For those into checking out the conditions billions of years ago, check out the Hubble Space Telescope's Deep Space Objects. Just be warned that such excursions can be addictive in terms of incredible beauty and random acts of sacred geometry.
10 Billion years later
Moving right along, our next stop is the formation of our Solar System. As you might have suspected in the description of the creation of our universe, the details of that particular creation were not based on eyewitness reports. Essentially, it’s all theory (theory being the term for what constitutes the current scientific fad, wild guess, or which provides for the all important legitimacy previously mentioned). One might suspect, therefore, that any epic of creation of our Solar System might fall into that same category. Not necessarily! We may have an eyewitness source! No kidding!
The following descriptions are based on ancient Sumerian texts (including their subsequent translations into other languages). And while these texts may also be based on ancient theories, there is reasonable cause to believe that eyewitness accounts may not be totally out of the picture. (More on this later -- much later, like Episode III or IV).
There is the additional factor that these ancient texts ("published" circa 3,000 to 10,000 B.C.E.) have been incredibly accurate in describing our Solar System as it is presently constituted -- a fact we shall soon encounter. There is the added nicety that this description existed at least 5,000 years before mainstream science developed its own currently held views. It is in fact delightfully amusing that recent discoveries (within the last several decades) have required mainstream science to modify its theories on the origins of the Solar System, and in many cases, to align them with the original Sumerian view.

→ DIRECTIVES:
**a)** Quote every sentence in the Solar System origins passage that ends with an exclamation point.
**b)** Write the next part of the Solar System origins passage, starting after its last sentence.
The listing that comes next has no connection to the Solar System origins passage.

→ PROVIDED MATERIAL:
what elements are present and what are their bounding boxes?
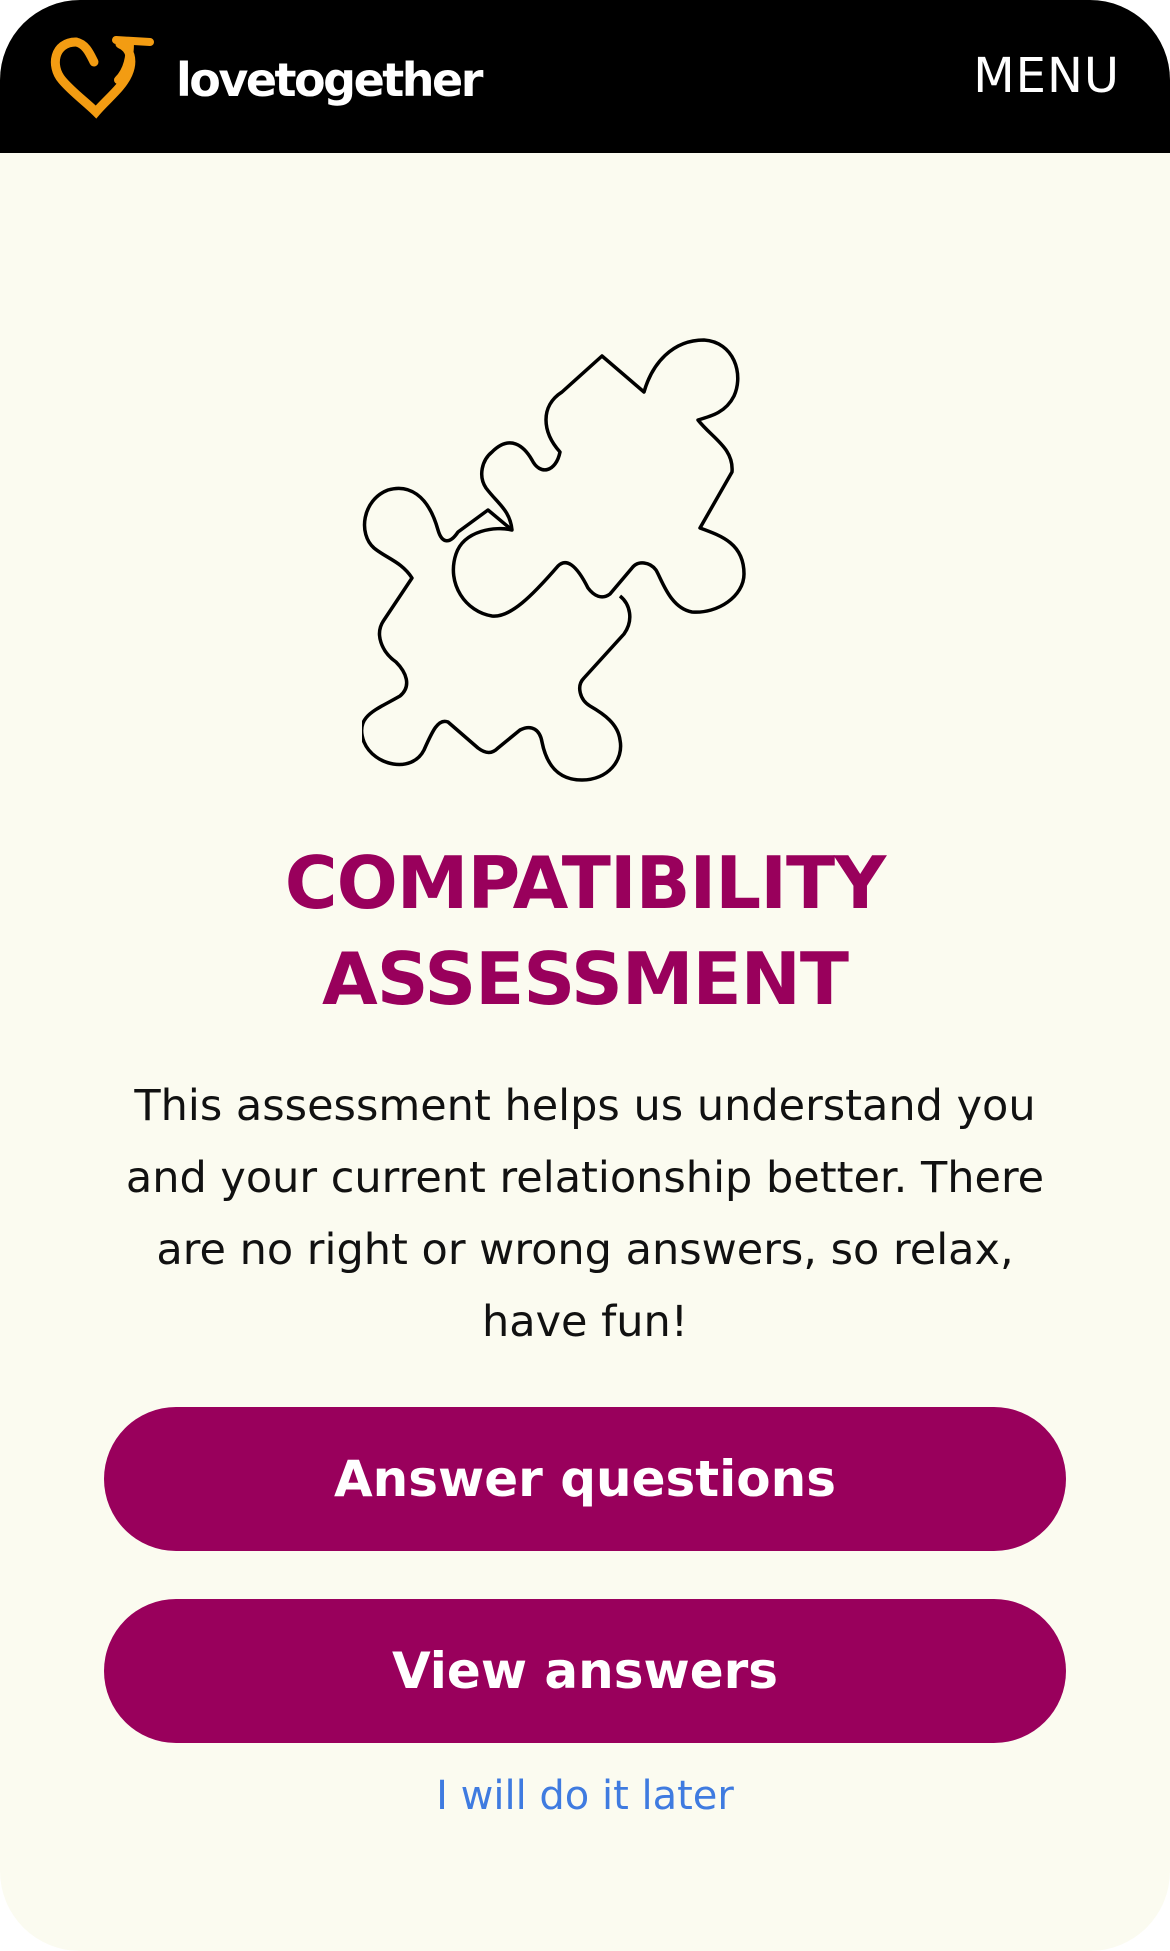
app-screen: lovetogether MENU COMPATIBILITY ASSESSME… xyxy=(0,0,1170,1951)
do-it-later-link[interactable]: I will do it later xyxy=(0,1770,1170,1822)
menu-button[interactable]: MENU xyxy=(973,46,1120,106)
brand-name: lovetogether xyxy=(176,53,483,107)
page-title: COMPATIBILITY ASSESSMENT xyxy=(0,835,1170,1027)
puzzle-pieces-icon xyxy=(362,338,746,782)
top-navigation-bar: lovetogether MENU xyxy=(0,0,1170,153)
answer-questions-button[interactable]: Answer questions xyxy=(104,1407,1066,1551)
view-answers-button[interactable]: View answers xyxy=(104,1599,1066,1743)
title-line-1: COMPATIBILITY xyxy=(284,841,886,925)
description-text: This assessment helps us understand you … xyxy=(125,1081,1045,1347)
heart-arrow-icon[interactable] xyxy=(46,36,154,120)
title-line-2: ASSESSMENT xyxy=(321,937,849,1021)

...

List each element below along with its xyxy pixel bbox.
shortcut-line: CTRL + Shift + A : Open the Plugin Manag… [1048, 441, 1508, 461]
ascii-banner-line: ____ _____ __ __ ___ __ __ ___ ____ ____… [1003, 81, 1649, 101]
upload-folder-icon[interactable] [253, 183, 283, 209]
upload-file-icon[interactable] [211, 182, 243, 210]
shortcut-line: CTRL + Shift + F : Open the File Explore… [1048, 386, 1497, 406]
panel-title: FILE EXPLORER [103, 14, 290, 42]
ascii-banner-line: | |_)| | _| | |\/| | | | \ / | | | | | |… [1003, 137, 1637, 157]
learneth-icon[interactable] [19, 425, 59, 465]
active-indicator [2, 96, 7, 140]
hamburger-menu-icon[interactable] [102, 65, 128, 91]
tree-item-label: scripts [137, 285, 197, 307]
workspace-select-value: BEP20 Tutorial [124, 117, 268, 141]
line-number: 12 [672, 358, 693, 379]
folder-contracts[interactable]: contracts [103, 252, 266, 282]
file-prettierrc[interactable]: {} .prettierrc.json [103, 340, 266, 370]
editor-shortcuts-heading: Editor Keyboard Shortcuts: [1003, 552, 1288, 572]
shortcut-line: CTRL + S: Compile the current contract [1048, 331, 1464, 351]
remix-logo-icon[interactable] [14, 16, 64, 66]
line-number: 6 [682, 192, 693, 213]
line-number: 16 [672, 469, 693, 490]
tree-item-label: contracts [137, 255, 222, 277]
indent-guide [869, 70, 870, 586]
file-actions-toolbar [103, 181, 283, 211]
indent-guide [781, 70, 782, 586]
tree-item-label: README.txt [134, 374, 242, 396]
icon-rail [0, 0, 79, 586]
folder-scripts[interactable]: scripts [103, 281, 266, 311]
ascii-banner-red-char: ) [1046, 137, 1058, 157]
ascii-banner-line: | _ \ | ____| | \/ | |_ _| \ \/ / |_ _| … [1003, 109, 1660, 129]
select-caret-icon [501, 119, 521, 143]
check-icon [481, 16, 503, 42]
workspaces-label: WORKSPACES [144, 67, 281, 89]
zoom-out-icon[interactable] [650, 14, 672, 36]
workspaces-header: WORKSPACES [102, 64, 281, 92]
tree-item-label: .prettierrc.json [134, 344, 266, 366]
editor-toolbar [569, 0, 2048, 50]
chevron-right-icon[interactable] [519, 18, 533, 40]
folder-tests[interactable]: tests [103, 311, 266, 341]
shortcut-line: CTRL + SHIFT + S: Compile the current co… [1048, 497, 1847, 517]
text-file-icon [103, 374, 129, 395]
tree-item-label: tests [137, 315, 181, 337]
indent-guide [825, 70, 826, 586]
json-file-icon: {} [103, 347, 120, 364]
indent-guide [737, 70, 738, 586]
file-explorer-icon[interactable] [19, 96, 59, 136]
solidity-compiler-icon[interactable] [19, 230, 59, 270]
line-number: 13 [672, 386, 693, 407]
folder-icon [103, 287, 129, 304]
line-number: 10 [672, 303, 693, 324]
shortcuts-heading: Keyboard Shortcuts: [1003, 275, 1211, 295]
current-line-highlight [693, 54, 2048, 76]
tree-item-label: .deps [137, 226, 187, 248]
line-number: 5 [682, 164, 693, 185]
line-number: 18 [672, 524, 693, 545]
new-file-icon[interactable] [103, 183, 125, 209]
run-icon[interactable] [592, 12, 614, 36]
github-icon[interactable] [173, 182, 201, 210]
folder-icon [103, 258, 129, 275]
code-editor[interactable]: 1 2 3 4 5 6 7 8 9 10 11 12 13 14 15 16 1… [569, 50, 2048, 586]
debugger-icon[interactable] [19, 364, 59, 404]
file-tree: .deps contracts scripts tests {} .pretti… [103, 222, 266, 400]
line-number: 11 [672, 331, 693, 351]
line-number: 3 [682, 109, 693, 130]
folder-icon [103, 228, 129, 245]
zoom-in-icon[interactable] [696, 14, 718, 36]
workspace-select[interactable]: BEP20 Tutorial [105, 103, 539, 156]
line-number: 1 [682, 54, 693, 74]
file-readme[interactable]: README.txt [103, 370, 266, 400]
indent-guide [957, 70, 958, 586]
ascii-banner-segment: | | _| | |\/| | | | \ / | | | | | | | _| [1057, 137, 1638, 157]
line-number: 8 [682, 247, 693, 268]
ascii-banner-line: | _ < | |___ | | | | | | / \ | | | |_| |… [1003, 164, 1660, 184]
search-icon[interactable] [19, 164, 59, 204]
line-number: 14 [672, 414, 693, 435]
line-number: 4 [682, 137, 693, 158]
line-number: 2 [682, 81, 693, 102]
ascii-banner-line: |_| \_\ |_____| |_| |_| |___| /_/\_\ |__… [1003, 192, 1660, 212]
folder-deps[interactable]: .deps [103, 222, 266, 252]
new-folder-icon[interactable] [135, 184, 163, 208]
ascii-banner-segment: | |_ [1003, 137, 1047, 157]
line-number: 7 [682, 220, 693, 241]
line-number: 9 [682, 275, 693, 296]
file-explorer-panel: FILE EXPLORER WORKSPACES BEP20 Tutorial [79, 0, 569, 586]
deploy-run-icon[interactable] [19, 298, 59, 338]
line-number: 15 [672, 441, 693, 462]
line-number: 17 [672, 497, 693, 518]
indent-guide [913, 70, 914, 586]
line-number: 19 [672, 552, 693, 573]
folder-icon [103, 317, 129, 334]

→ EXPECTED RESPONSES:
**a)**
Not necessarily!
We may have an eyewitness source!
No kidding!

**b)**
[Incidentally, ancient Sumer was the world’s first civilization, located in the Tigris-Euphrates valley (in what is now Iraq/Kuwait), and spanning the time from approximately 4,000 B.C.E. to 2,000 B.C.E. There will be a lot more on Sumer later on -- probably much more than you ever really wanted to know. Meanwhile, keep in mind that B.C.E. stands for “Before Current Era”—science’s way of avoiding the bias implications of “Before Christ” -- and “c.” or “circa” is the term to indicate an approximate date. Actually, virtually every date in these annals is approximate, but when we reach those dates which appear reasonably accurate, we will discard the c.’s and circas. (But not the circus. Thank goodness!)]
The Epic of Creation (c. 4.6 billion years)
It all begins with the “Celestial Battle”, a cataclysmic event the description of which is central to the Sumerian’s cosmogony, worldview and religion. It was an event to which references were continually being made in numerous Sumerian texts, hymns, and proverbs (just as in the Bible’s books of Psalms, Proverbs, Job, et al). It was described in detail, step by step, in the Enuma elish, a long text that required seven tablets (keep that number, seven, in mind). The Enuma elish, with a single cosmogonic premise, explains puzzles that baffle modern day astronomers and astrophysicists.
It begins with:
In the Sumerian epic, APSU (“one who exists from the beginning") is another name for the Sun. MUMMU (“one who is born”) becomes known as the trusted emissary of Apsu -- a possible description of the planet Mercury. TIAMAT (“maiden of life”) is an early planet unknown to modern science.
Larger than the Earth, Tiamat apparently orbited the Sun at two to three times that of the earth’s distance from the Sun. This would place Tiamat at about the distance of the main bulk of the asteroid belt, between where Mars and Jupiter are currently located. Between Tiamat and Apsu, “their waters were mingled together”, i.e., the void was filled with primordial elements of both bodies -- this situation constituting a cross between chaos and the slow accumulation of matter, particles, and elements into ever larger bodies. At the same time, however, their “destinies were undetermined”, i.e., the orbits of the planets were not yet stable.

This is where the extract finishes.